━━━ Recorded information ━━━
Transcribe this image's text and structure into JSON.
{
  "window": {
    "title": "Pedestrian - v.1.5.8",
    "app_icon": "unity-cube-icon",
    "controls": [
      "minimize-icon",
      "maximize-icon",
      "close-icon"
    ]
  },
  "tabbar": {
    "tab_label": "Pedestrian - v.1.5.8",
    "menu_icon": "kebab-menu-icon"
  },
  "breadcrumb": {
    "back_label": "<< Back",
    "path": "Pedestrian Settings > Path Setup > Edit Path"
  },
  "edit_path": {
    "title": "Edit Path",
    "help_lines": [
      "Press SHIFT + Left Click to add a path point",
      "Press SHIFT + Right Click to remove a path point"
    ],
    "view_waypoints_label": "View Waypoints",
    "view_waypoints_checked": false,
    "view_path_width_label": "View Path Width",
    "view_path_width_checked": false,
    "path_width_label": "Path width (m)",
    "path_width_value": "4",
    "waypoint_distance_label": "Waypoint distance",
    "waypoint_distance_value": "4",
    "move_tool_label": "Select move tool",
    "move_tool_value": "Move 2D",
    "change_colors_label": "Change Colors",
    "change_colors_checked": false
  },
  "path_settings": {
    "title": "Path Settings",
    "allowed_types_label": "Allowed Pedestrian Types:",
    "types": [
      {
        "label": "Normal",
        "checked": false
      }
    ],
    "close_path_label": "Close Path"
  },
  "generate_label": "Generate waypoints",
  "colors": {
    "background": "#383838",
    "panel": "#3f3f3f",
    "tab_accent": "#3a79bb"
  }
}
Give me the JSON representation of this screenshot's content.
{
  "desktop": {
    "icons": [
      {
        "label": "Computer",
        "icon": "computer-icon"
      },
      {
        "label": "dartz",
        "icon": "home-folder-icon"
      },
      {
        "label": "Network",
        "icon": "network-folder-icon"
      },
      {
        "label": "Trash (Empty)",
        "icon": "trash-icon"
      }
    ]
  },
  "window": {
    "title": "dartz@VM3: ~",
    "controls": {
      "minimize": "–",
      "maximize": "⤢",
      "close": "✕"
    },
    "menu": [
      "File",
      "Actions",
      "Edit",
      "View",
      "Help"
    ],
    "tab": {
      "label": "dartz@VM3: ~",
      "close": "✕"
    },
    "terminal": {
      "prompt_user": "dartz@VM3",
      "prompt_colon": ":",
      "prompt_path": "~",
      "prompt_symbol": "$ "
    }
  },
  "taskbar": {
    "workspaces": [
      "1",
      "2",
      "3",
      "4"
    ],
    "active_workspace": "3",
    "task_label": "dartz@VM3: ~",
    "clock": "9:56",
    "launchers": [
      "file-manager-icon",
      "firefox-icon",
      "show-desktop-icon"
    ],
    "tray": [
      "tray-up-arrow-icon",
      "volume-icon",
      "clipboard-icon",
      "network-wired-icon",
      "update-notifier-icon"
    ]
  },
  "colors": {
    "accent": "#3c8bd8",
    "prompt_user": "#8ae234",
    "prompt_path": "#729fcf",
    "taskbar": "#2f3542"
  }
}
━━━
__To do__.
All of the data must be returned exactly.

__Result of this exercise__.
Transcribe this image's text and structure into JSON.
{
  "window": {
    "title": "Pedestrian - v.1.5.8",
    "app_icon": "unity-cube-icon",
    "controls": [
      "minimize-icon",
      "maximize-icon",
      "close-icon"
    ]
  },
  "tabbar": {
    "tab_label": "Pedestrian - v.1.5.8",
    "menu_icon": "kebab-menu-icon"
  },
  "breadcrumb": {
    "back_label": "<< Back",
    "path": "Pedestrian Settings > Path Setup > Edit Path"
  },
  "edit_path": {
    "title": "Edit Path",
    "help_lines": [
      "Press SHIFT + Left Click to add a path point",
      "Press SHIFT + Right Click to remove a path point"
    ],
    "view_waypoints_label": "View Waypoints",
    "view_waypoints_checked": false,
    "view_path_width_label": "View Path Width",
    "view_path_width_checked": false,
    "path_width_label": "Path width (m)",
    "path_width_value": "4",
    "waypoint_distance_label": "Waypoint distance",
    "waypoint_distance_value": "4",
    "move_tool_label": "Select move tool",
    "move_tool_value": "Move 2D",
    "change_colors_label": "Change Colors",
    "change_colors_checked": false
  },
  "path_settings": {
    "title": "Path Settings",
    "allowed_types_label": "Allowed Pedestrian Types:",
    "types": [
      {
        "label": "Normal",
        "checked": false
      }
    ],
    "close_path_label": "Close Path"
  },
  "generate_label": "Generate waypoints",
  "colors": {
    "background": "#383838",
    "panel": "#3f3f3f",
    "tab_accent": "#3a79bb"
  }
}
Give me the JSON representation of this screenshot's content.
{
  "desktop": {
    "icons": [
      {
        "label": "Computer",
        "icon": "computer-icon"
      },
      {
        "label": "dartz",
        "icon": "home-folder-icon"
      },
      {
        "label": "Network",
        "icon": "network-folder-icon"
      },
      {
        "label": "Trash (Empty)",
        "icon": "trash-icon"
      }
    ]
  },
  "window": {
    "title": "dartz@VM3: ~",
    "controls": {
      "minimize": "–",
      "maximize": "⤢",
      "close": "✕"
    },
    "menu": [
      "File",
      "Actions",
      "Edit",
      "View",
      "Help"
    ],
    "tab": {
      "label": "dartz@VM3: ~",
      "close": "✕"
    },
    "terminal": {
      "prompt_user": "dartz@VM3",
      "prompt_colon": ":",
      "prompt_path": "~",
      "prompt_symbol": "$ "
    }
  },
  "taskbar": {
    "workspaces": [
      "1",
      "2",
      "3",
      "4"
    ],
    "active_workspace": "3",
    "task_label": "dartz@VM3: ~",
    "clock": "9:56",
    "launchers": [
      "file-manager-icon",
      "firefox-icon",
      "show-desktop-icon"
    ],
    "tray": [
      "tray-up-arrow-icon",
      "volume-icon",
      "clipboard-icon",
      "network-wired-icon",
      "update-notifier-icon"
    ]
  },
  "colors": {
    "accent": "#3c8bd8",
    "prompt_user": "#8ae234",
    "prompt_path": "#729fcf",
    "taskbar": "#2f3542"
  }
}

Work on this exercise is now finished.